→ **Exercise requirements**
(1) In the De Machometo passage, during which pope's reign does the tract begin?
(2) Could you copy the De Machometo passage word for word, from "De Machometo ('On" to "the Golden Legend."?
(3) Write the next part of the De Machometo passage, starting after its last sentence.

→ **Supplied passage**
◇ ◇ ◇

De Machometo ('On Muḥammad') is a brief anonymous Latin tract on the life of Muḥammad from a Christian point of view. It begins in the reign of Pope Boniface IV (608–615). Its account is cobbled together from a variety of sources, including the fifth dialogue of Petrus Alphonsi's Dialogi in quibus impiae Judaeorum confutantur, the Corozan legend and possibly the Libellus in partibus transmarinis de Machometi fallaciis from Vincent of Beauvais's Speculum historiale. The composite account is very similar to the account of Muḥammad found in the Golden Legend.

◇ ◇ ◇

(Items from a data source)

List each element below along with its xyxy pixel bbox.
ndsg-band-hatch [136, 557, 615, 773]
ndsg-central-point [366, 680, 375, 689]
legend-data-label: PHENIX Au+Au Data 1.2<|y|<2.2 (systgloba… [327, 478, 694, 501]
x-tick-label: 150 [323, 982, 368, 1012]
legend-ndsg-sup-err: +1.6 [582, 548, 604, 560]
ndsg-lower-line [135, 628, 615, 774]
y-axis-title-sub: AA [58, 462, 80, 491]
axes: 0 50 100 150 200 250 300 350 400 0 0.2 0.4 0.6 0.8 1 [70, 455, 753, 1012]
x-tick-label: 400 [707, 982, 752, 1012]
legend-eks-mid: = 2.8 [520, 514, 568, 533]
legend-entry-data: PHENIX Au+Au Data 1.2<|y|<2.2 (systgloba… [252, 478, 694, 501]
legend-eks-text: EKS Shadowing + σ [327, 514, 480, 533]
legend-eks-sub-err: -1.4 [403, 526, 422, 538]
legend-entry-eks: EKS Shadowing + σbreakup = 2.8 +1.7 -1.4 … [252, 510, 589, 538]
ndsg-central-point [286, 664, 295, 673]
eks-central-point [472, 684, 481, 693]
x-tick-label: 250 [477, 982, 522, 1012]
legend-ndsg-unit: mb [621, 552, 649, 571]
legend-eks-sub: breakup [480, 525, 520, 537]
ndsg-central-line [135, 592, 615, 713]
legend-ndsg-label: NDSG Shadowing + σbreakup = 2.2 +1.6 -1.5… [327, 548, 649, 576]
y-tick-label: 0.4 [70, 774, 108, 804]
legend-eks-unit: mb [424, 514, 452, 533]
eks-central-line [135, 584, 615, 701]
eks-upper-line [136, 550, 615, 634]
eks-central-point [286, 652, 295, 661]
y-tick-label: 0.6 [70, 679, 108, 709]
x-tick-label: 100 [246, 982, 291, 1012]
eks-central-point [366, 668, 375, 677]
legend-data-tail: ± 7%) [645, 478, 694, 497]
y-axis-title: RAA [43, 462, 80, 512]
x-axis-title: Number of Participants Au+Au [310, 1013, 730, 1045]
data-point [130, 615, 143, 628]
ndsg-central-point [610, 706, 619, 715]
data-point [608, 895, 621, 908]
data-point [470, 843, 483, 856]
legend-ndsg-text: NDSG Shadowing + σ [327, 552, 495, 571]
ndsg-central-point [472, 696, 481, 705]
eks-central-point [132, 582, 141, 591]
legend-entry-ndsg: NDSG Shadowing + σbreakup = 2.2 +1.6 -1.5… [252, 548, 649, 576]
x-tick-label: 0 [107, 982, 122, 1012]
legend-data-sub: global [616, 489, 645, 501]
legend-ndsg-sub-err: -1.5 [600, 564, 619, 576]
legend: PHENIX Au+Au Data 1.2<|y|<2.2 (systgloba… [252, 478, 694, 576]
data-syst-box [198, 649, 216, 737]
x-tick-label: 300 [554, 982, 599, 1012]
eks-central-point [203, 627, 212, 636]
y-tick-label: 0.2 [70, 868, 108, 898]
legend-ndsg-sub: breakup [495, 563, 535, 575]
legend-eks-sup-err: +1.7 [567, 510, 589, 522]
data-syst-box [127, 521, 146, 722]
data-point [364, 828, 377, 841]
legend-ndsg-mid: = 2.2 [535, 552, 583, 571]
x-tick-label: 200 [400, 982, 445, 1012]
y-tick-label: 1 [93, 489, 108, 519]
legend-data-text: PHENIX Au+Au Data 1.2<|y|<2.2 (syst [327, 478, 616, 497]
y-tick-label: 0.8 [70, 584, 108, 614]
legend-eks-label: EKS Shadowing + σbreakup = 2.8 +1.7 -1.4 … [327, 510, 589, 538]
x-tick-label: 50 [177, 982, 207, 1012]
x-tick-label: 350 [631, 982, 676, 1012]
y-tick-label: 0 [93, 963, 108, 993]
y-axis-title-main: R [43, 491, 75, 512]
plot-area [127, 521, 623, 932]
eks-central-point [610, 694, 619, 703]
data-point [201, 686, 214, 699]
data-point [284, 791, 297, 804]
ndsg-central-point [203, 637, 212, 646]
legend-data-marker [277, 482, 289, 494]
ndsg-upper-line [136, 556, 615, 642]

◇ ◇ ◇

→ **Task responses**
(1) Pope Boniface IV (608–615)

(2)
De Machometo ('On Muḥammad') is a brief anonymous Latin tract on the life of Muḥammad from a Christian point of view. It begins in the reign of Pope Boniface IV (608–615). Its account is cobbled together from a variety of sources, including the fifth dialogue of Petrus Alphonsi's Dialogi in quibus impiae Judaeorum confutantur, the Corozan legend and possibly the Libellus in partibus transmarinis de Machometi fallaciis from Vincent of Beauvais's Speculum historiale. The composite account is very similar to the account of Muḥammad found in the Golden Legend.

(3)
It is known from at least four manuscripts:
- Copenhagen, Royal Danish Library, Acc. 2011/5, ff. 193r–194r (pp. 379–381), from the late 14th century
- Cambridge, University Library, MS Dd.1.17, ff. 79rb–79rv (incomplete), from c. 1400
- London, British Library, MS Royal 13.E.IX, ff. 93r–94r, from c. 1395–1425
- London, British Library, MS Sloane 289, ff. 92v–95v, from the mid-15th century

De Machometo follows William of Tripoli's De statu Sarracenorum in both the Copenhagen and Cambridge manuscripts. The text has never been edited.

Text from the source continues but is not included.